Tally the lines that contain the string "algoritmo" and state that total without comment.

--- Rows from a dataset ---
-- START --
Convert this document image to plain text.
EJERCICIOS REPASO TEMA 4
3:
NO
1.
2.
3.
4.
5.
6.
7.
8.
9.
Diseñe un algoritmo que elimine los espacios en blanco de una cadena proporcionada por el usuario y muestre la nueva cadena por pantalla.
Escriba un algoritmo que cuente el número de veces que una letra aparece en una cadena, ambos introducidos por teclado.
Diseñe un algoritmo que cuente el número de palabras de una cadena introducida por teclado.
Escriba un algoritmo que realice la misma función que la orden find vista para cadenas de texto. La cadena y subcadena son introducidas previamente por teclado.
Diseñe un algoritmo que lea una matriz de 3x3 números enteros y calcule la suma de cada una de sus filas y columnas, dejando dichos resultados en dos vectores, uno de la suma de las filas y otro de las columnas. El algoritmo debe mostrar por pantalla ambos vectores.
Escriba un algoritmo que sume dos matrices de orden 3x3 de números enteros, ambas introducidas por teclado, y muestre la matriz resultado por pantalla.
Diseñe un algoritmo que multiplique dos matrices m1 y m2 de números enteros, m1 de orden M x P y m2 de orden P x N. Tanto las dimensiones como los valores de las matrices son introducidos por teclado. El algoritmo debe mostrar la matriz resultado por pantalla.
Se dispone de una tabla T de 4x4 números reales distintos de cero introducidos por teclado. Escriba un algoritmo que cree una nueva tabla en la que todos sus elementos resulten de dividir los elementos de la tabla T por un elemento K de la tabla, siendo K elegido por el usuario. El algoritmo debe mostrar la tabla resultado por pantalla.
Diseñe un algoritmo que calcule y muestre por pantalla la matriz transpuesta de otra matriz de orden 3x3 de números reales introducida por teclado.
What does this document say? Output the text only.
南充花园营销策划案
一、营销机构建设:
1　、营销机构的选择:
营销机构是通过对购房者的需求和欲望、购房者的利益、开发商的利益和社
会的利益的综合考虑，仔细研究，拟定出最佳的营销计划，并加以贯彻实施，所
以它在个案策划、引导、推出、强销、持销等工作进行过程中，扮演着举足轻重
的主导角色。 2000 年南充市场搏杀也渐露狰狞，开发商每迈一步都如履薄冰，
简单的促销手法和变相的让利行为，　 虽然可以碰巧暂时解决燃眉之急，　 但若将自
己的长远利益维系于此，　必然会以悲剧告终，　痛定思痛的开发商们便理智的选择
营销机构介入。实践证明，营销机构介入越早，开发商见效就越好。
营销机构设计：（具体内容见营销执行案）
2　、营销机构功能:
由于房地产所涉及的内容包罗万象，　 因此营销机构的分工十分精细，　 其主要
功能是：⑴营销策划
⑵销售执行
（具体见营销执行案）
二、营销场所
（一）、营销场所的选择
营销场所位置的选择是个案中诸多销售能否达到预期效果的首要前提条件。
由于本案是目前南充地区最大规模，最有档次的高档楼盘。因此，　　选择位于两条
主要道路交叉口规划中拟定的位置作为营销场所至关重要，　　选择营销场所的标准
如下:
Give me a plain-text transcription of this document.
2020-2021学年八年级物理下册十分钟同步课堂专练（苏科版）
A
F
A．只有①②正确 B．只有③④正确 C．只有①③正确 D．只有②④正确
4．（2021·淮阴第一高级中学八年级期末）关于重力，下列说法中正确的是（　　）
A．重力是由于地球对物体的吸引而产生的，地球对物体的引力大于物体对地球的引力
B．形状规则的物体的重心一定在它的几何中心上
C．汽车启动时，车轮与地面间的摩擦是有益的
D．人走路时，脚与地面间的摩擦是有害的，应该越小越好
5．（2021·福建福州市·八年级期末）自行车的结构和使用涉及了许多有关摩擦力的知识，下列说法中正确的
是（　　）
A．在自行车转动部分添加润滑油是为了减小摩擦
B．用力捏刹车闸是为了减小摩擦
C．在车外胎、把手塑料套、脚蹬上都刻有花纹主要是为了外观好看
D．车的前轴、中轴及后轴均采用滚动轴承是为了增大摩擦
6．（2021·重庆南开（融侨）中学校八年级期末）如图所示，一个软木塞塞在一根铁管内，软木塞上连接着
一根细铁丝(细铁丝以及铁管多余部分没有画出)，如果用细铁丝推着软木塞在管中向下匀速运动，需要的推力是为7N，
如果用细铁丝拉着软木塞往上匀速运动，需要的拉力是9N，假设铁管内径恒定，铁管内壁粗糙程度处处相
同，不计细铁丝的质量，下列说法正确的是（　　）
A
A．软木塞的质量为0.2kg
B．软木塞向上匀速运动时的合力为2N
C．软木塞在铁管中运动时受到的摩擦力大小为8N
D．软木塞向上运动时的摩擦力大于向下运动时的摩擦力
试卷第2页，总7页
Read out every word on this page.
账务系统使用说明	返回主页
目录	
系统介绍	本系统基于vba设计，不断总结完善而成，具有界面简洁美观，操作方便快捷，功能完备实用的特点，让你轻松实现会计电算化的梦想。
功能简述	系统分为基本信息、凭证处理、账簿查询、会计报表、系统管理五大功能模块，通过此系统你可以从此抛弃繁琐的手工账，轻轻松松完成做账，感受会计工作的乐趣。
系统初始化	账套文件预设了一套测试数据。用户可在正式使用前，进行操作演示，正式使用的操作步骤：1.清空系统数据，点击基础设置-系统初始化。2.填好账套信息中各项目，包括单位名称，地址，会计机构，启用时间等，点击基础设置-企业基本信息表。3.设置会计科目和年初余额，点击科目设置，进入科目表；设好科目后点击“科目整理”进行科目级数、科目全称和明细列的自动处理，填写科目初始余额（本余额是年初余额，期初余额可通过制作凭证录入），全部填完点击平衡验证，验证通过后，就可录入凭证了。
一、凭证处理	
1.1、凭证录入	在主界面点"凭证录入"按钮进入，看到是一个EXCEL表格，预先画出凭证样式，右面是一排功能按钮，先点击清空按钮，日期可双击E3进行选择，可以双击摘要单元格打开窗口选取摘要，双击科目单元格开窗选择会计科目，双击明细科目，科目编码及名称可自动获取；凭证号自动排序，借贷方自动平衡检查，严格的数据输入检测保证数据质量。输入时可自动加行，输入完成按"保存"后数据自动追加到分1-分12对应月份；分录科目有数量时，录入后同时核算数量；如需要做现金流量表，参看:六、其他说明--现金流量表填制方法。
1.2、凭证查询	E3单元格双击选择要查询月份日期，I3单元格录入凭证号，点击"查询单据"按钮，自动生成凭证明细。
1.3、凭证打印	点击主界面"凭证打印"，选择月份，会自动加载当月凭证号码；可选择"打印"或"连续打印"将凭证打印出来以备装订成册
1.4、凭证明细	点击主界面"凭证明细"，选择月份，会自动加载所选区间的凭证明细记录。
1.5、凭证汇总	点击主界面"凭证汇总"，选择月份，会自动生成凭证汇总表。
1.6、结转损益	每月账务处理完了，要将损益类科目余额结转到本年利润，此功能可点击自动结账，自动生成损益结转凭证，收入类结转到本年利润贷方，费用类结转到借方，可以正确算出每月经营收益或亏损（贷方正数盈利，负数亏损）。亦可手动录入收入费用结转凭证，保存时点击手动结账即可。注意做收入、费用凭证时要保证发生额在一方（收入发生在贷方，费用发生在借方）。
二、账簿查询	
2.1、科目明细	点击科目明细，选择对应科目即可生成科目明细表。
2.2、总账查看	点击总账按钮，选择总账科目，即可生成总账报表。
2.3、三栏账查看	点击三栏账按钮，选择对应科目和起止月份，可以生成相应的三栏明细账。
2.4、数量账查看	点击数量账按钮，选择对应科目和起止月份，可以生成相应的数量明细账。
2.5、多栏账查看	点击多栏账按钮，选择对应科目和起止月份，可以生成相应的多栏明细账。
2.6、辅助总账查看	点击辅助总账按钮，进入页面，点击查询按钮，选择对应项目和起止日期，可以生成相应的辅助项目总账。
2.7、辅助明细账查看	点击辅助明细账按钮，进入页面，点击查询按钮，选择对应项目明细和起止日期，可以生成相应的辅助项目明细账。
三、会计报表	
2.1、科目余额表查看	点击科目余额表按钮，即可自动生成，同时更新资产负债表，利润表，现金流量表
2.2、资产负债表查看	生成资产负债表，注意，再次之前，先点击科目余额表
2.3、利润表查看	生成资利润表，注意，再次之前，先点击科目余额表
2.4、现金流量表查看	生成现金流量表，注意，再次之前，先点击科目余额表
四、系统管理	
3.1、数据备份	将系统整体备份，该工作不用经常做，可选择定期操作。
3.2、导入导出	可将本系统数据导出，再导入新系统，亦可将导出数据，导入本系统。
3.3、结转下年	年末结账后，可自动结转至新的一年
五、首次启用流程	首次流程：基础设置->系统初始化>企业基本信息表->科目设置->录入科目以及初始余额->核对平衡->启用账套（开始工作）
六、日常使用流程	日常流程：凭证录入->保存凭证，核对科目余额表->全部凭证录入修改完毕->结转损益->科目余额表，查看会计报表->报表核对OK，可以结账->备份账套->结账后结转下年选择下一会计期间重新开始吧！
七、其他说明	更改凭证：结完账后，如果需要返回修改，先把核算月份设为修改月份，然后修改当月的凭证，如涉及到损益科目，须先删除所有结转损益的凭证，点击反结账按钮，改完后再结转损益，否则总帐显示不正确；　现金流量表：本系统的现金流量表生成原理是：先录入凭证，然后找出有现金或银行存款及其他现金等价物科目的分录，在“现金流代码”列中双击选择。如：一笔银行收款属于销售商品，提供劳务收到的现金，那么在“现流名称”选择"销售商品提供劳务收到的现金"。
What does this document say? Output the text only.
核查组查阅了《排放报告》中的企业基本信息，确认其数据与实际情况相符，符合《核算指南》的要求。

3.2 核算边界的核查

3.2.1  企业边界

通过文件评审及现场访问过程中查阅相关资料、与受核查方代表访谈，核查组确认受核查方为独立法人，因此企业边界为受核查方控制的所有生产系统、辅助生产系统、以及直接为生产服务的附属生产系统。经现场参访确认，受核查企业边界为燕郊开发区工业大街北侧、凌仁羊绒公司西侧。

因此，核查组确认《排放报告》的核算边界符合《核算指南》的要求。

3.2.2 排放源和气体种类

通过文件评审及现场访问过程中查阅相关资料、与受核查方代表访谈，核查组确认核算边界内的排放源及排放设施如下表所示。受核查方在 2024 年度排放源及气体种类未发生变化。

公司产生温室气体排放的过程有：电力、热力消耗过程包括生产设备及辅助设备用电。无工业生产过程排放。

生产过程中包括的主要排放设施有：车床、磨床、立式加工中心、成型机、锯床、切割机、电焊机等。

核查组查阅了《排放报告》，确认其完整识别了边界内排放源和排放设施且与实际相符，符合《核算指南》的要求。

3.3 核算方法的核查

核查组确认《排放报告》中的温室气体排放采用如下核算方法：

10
-- END --
--- RESPONSE ---
9